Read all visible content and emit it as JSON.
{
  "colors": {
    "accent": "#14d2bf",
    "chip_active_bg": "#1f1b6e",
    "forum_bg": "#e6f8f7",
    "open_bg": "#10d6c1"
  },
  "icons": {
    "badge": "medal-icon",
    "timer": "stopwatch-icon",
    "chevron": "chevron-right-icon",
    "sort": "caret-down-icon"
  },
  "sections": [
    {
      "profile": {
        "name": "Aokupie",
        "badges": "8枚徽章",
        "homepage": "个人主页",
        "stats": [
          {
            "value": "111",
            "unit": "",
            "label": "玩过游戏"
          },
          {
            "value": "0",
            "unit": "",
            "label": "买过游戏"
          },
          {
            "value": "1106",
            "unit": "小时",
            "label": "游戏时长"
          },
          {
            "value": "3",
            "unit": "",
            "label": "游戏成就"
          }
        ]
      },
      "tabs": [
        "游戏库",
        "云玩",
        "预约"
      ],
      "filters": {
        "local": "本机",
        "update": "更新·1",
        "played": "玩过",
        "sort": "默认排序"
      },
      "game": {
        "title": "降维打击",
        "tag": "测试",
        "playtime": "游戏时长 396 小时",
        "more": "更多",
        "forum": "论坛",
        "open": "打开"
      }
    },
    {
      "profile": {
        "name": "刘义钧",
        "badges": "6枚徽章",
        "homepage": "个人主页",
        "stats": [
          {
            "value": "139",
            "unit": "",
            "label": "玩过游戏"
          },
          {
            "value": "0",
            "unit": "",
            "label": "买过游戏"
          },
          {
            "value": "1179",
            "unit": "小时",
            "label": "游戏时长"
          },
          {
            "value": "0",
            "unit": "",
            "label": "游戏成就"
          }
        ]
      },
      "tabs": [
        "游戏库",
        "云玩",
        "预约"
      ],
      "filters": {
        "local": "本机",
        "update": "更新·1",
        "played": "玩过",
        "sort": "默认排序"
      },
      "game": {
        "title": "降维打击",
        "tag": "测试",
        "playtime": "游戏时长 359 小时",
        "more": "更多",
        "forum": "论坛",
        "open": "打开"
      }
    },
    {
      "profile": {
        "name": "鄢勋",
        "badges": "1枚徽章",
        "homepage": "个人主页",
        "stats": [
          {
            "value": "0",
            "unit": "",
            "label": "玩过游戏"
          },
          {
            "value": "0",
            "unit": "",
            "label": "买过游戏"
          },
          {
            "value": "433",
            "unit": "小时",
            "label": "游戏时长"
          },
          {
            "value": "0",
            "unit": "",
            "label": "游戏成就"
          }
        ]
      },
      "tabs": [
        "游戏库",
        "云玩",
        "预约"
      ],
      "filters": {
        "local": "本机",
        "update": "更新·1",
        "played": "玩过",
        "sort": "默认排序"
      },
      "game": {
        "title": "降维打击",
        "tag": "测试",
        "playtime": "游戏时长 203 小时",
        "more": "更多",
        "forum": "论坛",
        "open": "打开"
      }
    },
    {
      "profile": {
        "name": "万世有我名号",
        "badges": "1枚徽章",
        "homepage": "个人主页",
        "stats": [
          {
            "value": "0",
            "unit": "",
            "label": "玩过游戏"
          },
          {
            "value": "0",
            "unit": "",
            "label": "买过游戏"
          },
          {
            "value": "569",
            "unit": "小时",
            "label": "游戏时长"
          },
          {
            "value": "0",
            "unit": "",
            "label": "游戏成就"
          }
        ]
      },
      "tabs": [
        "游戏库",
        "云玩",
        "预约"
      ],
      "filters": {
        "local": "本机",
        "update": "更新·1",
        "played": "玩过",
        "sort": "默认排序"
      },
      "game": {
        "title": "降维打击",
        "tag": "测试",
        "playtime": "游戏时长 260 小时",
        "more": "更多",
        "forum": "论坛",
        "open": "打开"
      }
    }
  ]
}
- - - -
Every entry should be printed again exactly as it stands.

Read all visible content and emit it as JSON.
{
  "colors": {
    "accent": "#14d2bf",
    "chip_active_bg": "#1f1b6e",
    "forum_bg": "#e6f8f7",
    "open_bg": "#10d6c1"
  },
  "icons": {
    "badge": "medal-icon",
    "timer": "stopwatch-icon",
    "chevron": "chevron-right-icon",
    "sort": "caret-down-icon"
  },
  "sections": [
    {
      "profile": {
        "name": "Aokupie",
        "badges": "8枚徽章",
        "homepage": "个人主页",
        "stats": [
          {
            "value": "111",
            "unit": "",
            "label": "玩过游戏"
          },
          {
            "value": "0",
            "unit": "",
            "label": "买过游戏"
          },
          {
            "value": "1106",
            "unit": "小时",
            "label": "游戏时长"
          },
          {
            "value": "3",
            "unit": "",
            "label": "游戏成就"
          }
        ]
      },
      "tabs": [
        "游戏库",
        "云玩",
        "预约"
      ],
      "filters": {
        "local": "本机",
        "update": "更新·1",
        "played": "玩过",
        "sort": "默认排序"
      },
      "game": {
        "title": "降维打击",
        "tag": "测试",
        "playtime": "游戏时长 396 小时",
        "more": "更多",
        "forum": "论坛",
        "open": "打开"
      }
    },
    {
      "profile": {
        "name": "刘义钧",
        "badges": "6枚徽章",
        "homepage": "个人主页",
        "stats": [
          {
            "value": "139",
            "unit": "",
            "label": "玩过游戏"
          },
          {
            "value": "0",
            "unit": "",
            "label": "买过游戏"
          },
          {
            "value": "1179",
            "unit": "小时",
            "label": "游戏时长"
          },
          {
            "value": "0",
            "unit": "",
            "label": "游戏成就"
          }
        ]
      },
      "tabs": [
        "游戏库",
        "云玩",
        "预约"
      ],
      "filters": {
        "local": "本机",
        "update": "更新·1",
        "played": "玩过",
        "sort": "默认排序"
      },
      "game": {
        "title": "降维打击",
        "tag": "测试",
        "playtime": "游戏时长 359 小时",
        "more": "更多",
        "forum": "论坛",
        "open": "打开"
      }
    },
    {
      "profile": {
        "name": "鄢勋",
        "badges": "1枚徽章",
        "homepage": "个人主页",
        "stats": [
          {
            "value": "0",
            "unit": "",
            "label": "玩过游戏"
          },
          {
            "value": "0",
            "unit": "",
            "label": "买过游戏"
          },
          {
            "value": "433",
            "unit": "小时",
            "label": "游戏时长"
          },
          {
            "value": "0",
            "unit": "",
            "label": "游戏成就"
          }
        ]
      },
      "tabs": [
        "游戏库",
        "云玩",
        "预约"
      ],
      "filters": {
        "local": "本机",
        "update": "更新·1",
        "played": "玩过",
        "sort": "默认排序"
      },
      "game": {
        "title": "降维打击",
        "tag": "测试",
        "playtime": "游戏时长 203 小时",
        "more": "更多",
        "forum": "论坛",
        "open": "打开"
      }
    },
    {
      "profile": {
        "name": "万世有我名号",
        "badges": "1枚徽章",
        "homepage": "个人主页",
        "stats": [
          {
            "value": "0",
            "unit": "",
            "label": "玩过游戏"
          },
          {
            "value": "0",
            "unit": "",
            "label": "买过游戏"
          },
          {
            "value": "569",
            "unit": "小时",
            "label": "游戏时长"
          },
          {
            "value": "0",
            "unit": "",
            "label": "游戏成就"
          }
        ]
      },
      "tabs": [
        "游戏库",
        "云玩",
        "预约"
      ],
      "filters": {
        "local": "本机",
        "update": "更新·1",
        "played": "玩过",
        "sort": "默认排序"
      },
      "game": {
        "title": "降维打击",
        "tag": "测试",
        "playtime": "游戏时长 260 小时",
        "more": "更多",
        "forum": "论坛",
        "open": "打开"
      }
    }
  ]
}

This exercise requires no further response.